#### The problem:
Work through the listing below and count the lines that hold "jrxml". Answer with the number alone.

#### Source material:

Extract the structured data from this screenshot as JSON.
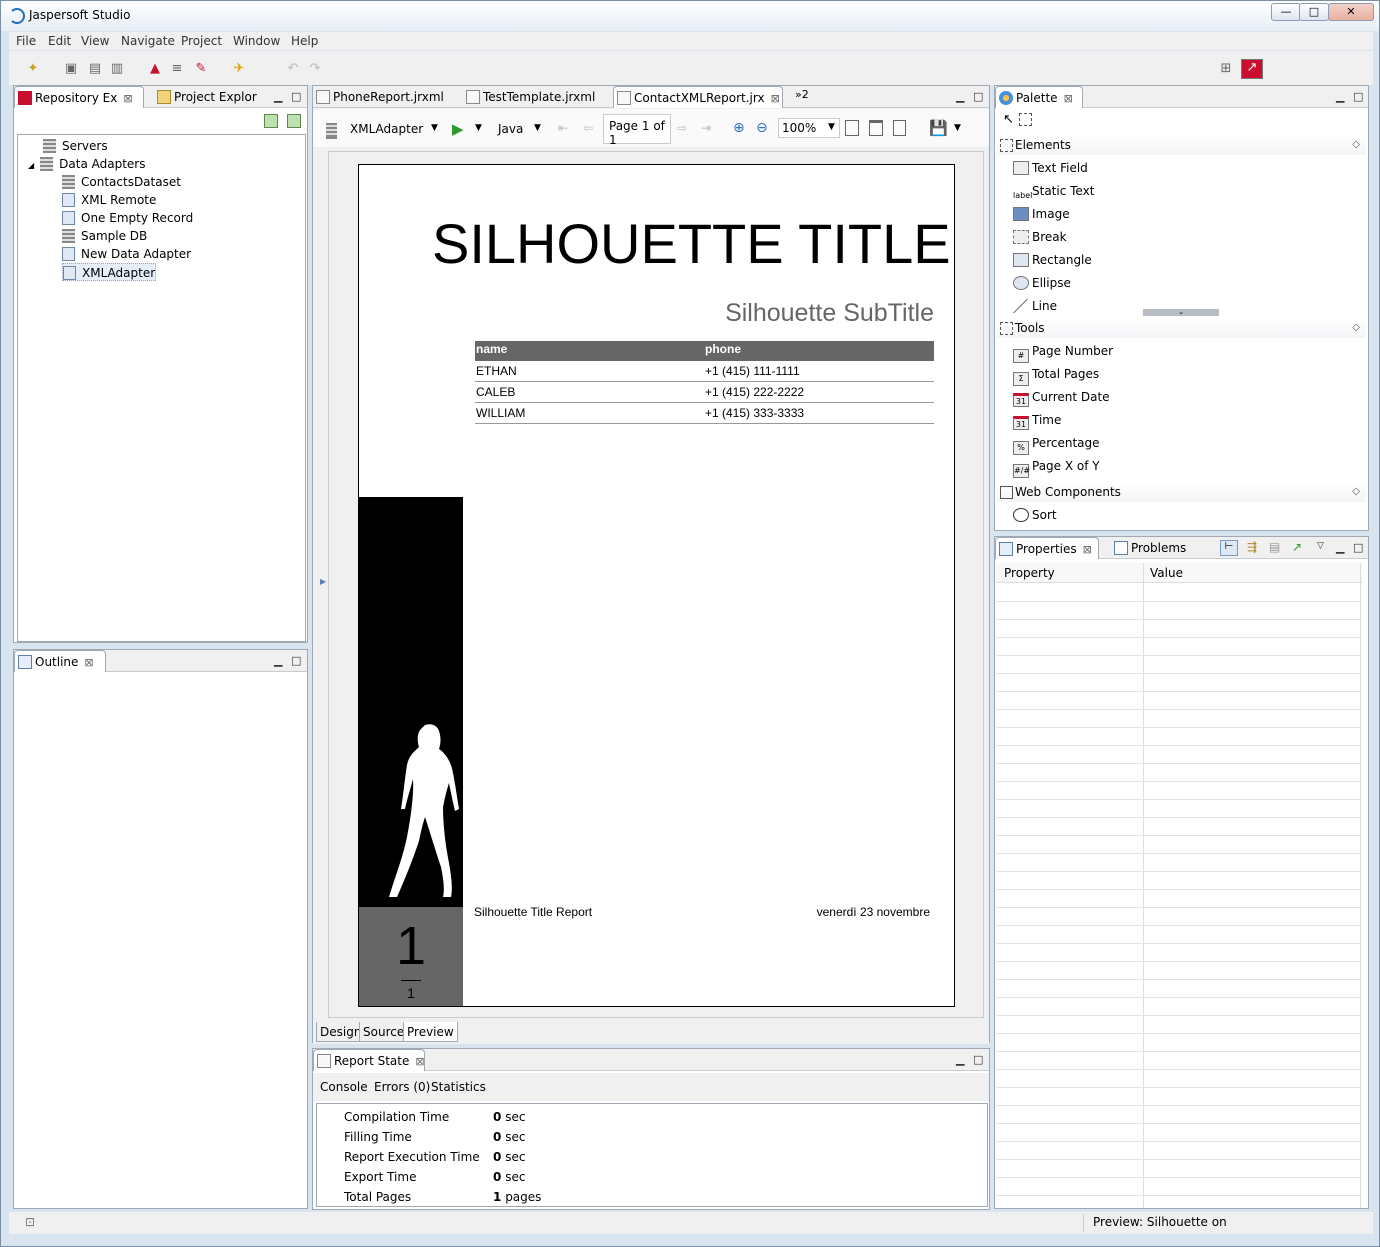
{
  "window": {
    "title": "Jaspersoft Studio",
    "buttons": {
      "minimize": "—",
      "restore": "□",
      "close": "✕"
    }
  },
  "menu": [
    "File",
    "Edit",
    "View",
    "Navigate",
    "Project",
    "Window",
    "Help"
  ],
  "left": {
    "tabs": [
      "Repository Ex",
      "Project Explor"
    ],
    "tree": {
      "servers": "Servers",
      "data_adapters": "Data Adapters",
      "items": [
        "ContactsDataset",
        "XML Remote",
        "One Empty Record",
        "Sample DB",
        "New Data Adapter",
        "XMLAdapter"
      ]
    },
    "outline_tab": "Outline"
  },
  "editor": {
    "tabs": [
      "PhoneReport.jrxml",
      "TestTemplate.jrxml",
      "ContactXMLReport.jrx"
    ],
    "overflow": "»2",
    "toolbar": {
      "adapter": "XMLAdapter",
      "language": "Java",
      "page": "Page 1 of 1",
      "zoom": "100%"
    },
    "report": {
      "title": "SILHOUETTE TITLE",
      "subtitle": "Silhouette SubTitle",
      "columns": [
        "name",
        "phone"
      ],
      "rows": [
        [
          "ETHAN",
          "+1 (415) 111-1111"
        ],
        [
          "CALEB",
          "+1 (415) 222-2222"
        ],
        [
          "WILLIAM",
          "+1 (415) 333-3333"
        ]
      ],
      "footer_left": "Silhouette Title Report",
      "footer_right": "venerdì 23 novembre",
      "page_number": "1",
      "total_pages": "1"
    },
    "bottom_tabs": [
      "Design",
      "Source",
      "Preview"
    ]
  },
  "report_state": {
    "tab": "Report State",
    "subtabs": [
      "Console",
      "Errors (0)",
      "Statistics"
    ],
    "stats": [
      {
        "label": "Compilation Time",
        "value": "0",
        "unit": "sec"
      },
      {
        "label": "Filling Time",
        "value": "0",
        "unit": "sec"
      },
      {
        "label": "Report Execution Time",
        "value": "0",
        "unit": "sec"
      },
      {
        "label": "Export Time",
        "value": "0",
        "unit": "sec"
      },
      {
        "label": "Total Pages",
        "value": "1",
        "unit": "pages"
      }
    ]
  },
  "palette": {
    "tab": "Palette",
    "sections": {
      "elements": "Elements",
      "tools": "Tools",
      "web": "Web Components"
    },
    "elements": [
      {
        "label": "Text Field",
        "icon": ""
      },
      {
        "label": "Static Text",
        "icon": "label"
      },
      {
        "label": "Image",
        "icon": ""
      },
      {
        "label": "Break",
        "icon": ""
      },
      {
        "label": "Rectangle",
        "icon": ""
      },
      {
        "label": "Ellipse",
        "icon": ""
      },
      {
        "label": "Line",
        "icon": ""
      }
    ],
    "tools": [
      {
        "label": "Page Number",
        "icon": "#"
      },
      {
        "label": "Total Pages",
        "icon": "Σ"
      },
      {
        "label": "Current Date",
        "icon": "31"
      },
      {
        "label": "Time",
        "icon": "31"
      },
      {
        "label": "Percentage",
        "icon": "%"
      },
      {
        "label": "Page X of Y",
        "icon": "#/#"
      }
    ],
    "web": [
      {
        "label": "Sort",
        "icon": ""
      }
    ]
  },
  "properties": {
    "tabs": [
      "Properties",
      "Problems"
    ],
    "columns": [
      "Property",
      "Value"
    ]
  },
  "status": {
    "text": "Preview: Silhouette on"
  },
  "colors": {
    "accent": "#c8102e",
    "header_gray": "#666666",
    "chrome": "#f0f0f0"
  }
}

--

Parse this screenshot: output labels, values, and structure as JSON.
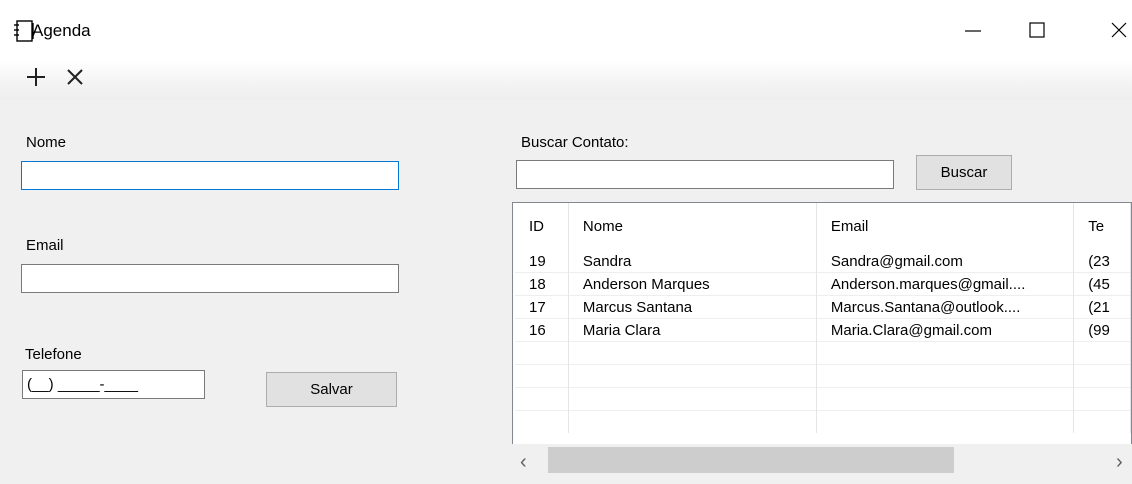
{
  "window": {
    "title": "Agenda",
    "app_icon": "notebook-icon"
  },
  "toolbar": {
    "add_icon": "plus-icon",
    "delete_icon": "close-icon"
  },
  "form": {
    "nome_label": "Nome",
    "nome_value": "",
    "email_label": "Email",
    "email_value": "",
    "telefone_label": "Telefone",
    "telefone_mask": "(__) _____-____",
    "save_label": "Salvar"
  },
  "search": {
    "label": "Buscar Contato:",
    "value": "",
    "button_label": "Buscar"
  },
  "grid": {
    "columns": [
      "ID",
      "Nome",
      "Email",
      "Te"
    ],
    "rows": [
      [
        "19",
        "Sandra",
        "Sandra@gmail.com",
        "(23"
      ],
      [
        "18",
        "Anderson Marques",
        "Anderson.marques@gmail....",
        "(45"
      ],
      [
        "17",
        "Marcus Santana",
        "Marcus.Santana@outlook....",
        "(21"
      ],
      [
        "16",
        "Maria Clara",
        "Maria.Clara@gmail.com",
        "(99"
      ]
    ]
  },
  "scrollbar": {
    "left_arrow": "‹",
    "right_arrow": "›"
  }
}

#### Task result:
2